WHAT TO DO
Set down the records again. Every word and mark must match exactly.

EXTRACTED DATA

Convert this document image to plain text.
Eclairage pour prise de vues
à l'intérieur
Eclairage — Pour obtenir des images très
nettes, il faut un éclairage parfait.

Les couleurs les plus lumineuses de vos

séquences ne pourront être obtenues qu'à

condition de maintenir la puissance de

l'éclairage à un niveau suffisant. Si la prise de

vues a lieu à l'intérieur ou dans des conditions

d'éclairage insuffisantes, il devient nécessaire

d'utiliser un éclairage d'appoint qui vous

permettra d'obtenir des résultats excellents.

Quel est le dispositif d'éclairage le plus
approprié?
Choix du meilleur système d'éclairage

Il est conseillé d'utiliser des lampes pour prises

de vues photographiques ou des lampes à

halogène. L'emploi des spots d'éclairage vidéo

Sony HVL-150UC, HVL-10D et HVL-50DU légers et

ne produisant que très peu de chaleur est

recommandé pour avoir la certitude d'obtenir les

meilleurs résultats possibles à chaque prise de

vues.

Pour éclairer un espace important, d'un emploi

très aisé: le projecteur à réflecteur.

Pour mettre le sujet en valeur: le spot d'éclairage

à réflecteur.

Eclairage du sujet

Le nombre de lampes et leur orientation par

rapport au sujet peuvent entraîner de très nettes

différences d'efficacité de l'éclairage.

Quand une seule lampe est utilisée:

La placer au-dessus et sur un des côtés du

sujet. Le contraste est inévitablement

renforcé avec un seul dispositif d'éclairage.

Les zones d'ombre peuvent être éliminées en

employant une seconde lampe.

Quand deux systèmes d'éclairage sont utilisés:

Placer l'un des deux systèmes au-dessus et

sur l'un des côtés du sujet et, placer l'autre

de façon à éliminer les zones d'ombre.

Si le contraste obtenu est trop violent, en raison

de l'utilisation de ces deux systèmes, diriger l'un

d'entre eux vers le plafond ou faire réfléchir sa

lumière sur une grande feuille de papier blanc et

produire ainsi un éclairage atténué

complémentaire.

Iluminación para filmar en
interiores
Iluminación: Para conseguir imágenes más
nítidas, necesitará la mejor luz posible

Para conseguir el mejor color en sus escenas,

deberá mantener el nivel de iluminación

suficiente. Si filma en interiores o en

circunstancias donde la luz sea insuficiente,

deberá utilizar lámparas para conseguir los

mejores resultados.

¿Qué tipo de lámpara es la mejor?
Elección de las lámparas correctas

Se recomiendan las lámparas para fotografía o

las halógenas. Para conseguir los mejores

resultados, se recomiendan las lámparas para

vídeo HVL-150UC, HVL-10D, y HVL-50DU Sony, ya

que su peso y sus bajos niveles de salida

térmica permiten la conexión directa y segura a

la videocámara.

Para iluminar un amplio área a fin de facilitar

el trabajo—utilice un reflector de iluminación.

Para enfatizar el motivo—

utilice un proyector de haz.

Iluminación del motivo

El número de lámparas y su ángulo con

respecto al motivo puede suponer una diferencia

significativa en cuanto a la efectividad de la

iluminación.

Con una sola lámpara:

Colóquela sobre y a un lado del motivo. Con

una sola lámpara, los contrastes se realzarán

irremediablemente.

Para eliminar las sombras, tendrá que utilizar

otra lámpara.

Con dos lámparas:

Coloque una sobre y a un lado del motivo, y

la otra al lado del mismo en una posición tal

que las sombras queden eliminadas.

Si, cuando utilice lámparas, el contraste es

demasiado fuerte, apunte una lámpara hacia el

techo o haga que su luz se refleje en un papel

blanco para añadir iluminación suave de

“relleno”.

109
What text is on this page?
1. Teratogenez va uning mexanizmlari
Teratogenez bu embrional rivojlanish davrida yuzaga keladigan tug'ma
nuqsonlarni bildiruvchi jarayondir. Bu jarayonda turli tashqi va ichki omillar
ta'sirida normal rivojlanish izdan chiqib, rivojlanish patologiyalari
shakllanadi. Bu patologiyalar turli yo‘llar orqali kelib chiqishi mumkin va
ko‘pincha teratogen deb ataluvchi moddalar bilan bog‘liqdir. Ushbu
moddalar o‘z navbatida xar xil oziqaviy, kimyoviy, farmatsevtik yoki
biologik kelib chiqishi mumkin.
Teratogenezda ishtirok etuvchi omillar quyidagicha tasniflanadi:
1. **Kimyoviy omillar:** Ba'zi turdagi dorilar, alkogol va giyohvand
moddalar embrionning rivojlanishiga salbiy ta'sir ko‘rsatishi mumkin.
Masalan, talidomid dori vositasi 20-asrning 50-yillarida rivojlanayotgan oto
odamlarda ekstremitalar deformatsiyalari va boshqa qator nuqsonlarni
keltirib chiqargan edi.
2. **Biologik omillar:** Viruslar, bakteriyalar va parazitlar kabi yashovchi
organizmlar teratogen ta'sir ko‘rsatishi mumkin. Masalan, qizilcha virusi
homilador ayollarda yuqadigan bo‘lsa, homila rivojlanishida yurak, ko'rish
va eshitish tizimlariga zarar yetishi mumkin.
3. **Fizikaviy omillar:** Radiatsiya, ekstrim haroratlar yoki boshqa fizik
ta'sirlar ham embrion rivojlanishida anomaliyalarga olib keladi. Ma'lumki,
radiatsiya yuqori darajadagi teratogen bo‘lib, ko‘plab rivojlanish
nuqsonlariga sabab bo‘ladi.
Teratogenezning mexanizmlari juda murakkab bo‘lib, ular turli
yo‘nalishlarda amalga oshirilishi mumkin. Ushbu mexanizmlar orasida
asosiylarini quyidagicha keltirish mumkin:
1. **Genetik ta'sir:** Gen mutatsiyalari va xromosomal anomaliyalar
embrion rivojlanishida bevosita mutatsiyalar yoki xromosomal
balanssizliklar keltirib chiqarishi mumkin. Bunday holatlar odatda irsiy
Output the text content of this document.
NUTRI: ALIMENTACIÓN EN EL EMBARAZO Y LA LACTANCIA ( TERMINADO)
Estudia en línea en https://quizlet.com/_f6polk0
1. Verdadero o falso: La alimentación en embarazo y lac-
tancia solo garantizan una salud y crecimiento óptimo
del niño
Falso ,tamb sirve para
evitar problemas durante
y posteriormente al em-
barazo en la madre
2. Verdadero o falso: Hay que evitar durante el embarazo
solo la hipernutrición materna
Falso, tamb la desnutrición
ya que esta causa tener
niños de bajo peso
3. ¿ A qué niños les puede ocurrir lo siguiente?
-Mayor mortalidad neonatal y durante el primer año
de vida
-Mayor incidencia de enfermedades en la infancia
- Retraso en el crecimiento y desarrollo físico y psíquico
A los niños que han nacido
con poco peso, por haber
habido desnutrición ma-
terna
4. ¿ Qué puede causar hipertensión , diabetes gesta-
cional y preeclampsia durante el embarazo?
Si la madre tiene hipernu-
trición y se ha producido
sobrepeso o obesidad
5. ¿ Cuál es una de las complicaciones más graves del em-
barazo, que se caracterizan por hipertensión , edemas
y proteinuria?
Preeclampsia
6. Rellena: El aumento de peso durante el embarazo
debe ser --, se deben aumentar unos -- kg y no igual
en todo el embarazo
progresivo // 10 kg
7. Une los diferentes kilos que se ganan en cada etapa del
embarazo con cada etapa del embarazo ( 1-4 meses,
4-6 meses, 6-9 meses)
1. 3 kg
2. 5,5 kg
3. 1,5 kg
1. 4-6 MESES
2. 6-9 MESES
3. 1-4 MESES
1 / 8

EXERCISE ANSWER
Convert this document image to plain text.
Eclairage pour prise de vues
à l'intérieur
Eclairage — Pour obtenir des images très
nettes, il faut un éclairage parfait.

Les couleurs les plus lumineuses de vos

séquences ne pourront être obtenues qu'à

condition de maintenir la puissance de

l'éclairage à un niveau suffisant. Si la prise de

vues a lieu à l'intérieur ou dans des conditions

d'éclairage insuffisantes, il devient nécessaire

d'utiliser un éclairage d'appoint qui vous

permettra d'obtenir des résultats excellents.

Quel est le dispositif d'éclairage le plus
approprié?
Choix du meilleur système d'éclairage

Il est conseillé d'utiliser des lampes pour prises

de vues photographiques ou des lampes à

halogène. L'emploi des spots d'éclairage vidéo

Sony HVL-150UC, HVL-10D et HVL-50DU légers et

ne produisant que très peu de chaleur est

recommandé pour avoir la certitude d'obtenir les

meilleurs résultats possibles à chaque prise de

vues.

Pour éclairer un espace important, d'un emploi

très aisé: le projecteur à réflecteur.

Pour mettre le sujet en valeur: le spot d'éclairage

à réflecteur.

Eclairage du sujet

Le nombre de lampes et leur orientation par

rapport au sujet peuvent entraîner de très nettes

différences d'efficacité de l'éclairage.

Quand une seule lampe est utilisée:

La placer au-dessus et sur un des côtés du

sujet. Le contraste est inévitablement

renforcé avec un seul dispositif d'éclairage.

Les zones d'ombre peuvent être éliminées en

employant une seconde lampe.

Quand deux systèmes d'éclairage sont utilisés:

Placer l'un des deux systèmes au-dessus et

sur l'un des côtés du sujet et, placer l'autre

de façon à éliminer les zones d'ombre.

Si le contraste obtenu est trop violent, en raison

de l'utilisation de ces deux systèmes, diriger l'un

d'entre eux vers le plafond ou faire réfléchir sa

lumière sur une grande feuille de papier blanc et

produire ainsi un éclairage atténué

complémentaire.

Iluminación para filmar en
interiores
Iluminación: Para conseguir imágenes más
nítidas, necesitará la mejor luz posible

Para conseguir el mejor color en sus escenas,

deberá mantener el nivel de iluminación

suficiente. Si filma en interiores o en

circunstancias donde la luz sea insuficiente,

deberá utilizar lámparas para conseguir los

mejores resultados.

¿Qué tipo de lámpara es la mejor?
Elección de las lámparas correctas

Se recomiendan las lámparas para fotografía o

las halógenas. Para conseguir los mejores

resultados, se recomiendan las lámparas para

vídeo HVL-150UC, HVL-10D, y HVL-50DU Sony, ya

que su peso y sus bajos niveles de salida

térmica permiten la conexión directa y segura a

la videocámara.

Para iluminar un amplio área a fin de facilitar

el trabajo—utilice un reflector de iluminación.

Para enfatizar el motivo—

utilice un proyector de haz.

Iluminación del motivo

El número de lámparas y su ángulo con

respecto al motivo puede suponer una diferencia

significativa en cuanto a la efectividad de la

iluminación.

Con una sola lámpara:

Colóquela sobre y a un lado del motivo. Con

una sola lámpara, los contrastes se realzarán

irremediablemente.

Para eliminar las sombras, tendrá que utilizar

otra lámpara.

Con dos lámparas:

Coloque una sobre y a un lado del motivo, y

la otra al lado del mismo en una posición tal

que las sombras queden eliminadas.

Si, cuando utilice lámparas, el contraste es

demasiado fuerte, apunte una lámpara hacia el

techo o haga que su luz se refleje en un papel

blanco para añadir iluminación suave de

“relleno”.

109
What text is on this page?
1. Teratogenez va uning mexanizmlari
Teratogenez bu embrional rivojlanish davrida yuzaga keladigan tug'ma
nuqsonlarni bildiruvchi jarayondir. Bu jarayonda turli tashqi va ichki omillar
ta'sirida normal rivojlanish izdan chiqib, rivojlanish patologiyalari
shakllanadi. Bu patologiyalar turli yo‘llar orqali kelib chiqishi mumkin va
ko‘pincha teratogen deb ataluvchi moddalar bilan bog‘liqdir. Ushbu
moddalar o‘z navbatida xar xil oziqaviy, kimyoviy, farmatsevtik yoki
biologik kelib chiqishi mumkin.
Teratogenezda ishtirok etuvchi omillar quyidagicha tasniflanadi:
1. **Kimyoviy omillar:** Ba'zi turdagi dorilar, alkogol va giyohvand
moddalar embrionning rivojlanishiga salbiy ta'sir ko‘rsatishi mumkin.
Masalan, talidomid dori vositasi 20-asrning 50-yillarida rivojlanayotgan oto
odamlarda ekstremitalar deformatsiyalari va boshqa qator nuqsonlarni
keltirib chiqargan edi.
2. **Biologik omillar:** Viruslar, bakteriyalar va parazitlar kabi yashovchi
organizmlar teratogen ta'sir ko‘rsatishi mumkin. Masalan, qizilcha virusi
homilador ayollarda yuqadigan bo‘lsa, homila rivojlanishida yurak, ko'rish
va eshitish tizimlariga zarar yetishi mumkin.
3. **Fizikaviy omillar:** Radiatsiya, ekstrim haroratlar yoki boshqa fizik
ta'sirlar ham embrion rivojlanishida anomaliyalarga olib keladi. Ma'lumki,
radiatsiya yuqori darajadagi teratogen bo‘lib, ko‘plab rivojlanish
nuqsonlariga sabab bo‘ladi.
Teratogenezning mexanizmlari juda murakkab bo‘lib, ular turli
yo‘nalishlarda amalga oshirilishi mumkin. Ushbu mexanizmlar orasida
asosiylarini quyidagicha keltirish mumkin:
1. **Genetik ta'sir:** Gen mutatsiyalari va xromosomal anomaliyalar
embrion rivojlanishida bevosita mutatsiyalar yoki xromosomal
balanssizliklar keltirib chiqarishi mumkin. Bunday holatlar odatda irsiy
Output the text content of this document.
NUTRI: ALIMENTACIÓN EN EL EMBARAZO Y LA LACTANCIA ( TERMINADO)
Estudia en línea en https://quizlet.com/_f6polk0
1. Verdadero o falso: La alimentación en embarazo y lac-
tancia solo garantizan una salud y crecimiento óptimo
del niño
Falso ,tamb sirve para
evitar problemas durante
y posteriormente al em-
barazo en la madre
2. Verdadero o falso: Hay que evitar durante el embarazo
solo la hipernutrición materna
Falso, tamb la desnutrición
ya que esta causa tener
niños de bajo peso
3. ¿ A qué niños les puede ocurrir lo siguiente?
-Mayor mortalidad neonatal y durante el primer año
de vida
-Mayor incidencia de enfermedades en la infancia
- Retraso en el crecimiento y desarrollo físico y psíquico
A los niños que han nacido
con poco peso, por haber
habido desnutrición ma-
terna
4. ¿ Qué puede causar hipertensión , diabetes gesta-
cional y preeclampsia durante el embarazo?
Si la madre tiene hipernu-
trición y se ha producido
sobrepeso o obesidad
5. ¿ Cuál es una de las complicaciones más graves del em-
barazo, que se caracterizan por hipertensión , edemas
y proteinuria?
Preeclampsia
6. Rellena: El aumento de peso durante el embarazo
debe ser --, se deben aumentar unos -- kg y no igual
en todo el embarazo
progresivo // 10 kg
7. Une los diferentes kilos que se ganan en cada etapa del
embarazo con cada etapa del embarazo ( 1-4 meses,
4-6 meses, 6-9 meses)
1. 3 kg
2. 5,5 kg
3. 1,5 kg
1. 4-6 MESES
2. 6-9 MESES
3. 1-4 MESES
1 / 8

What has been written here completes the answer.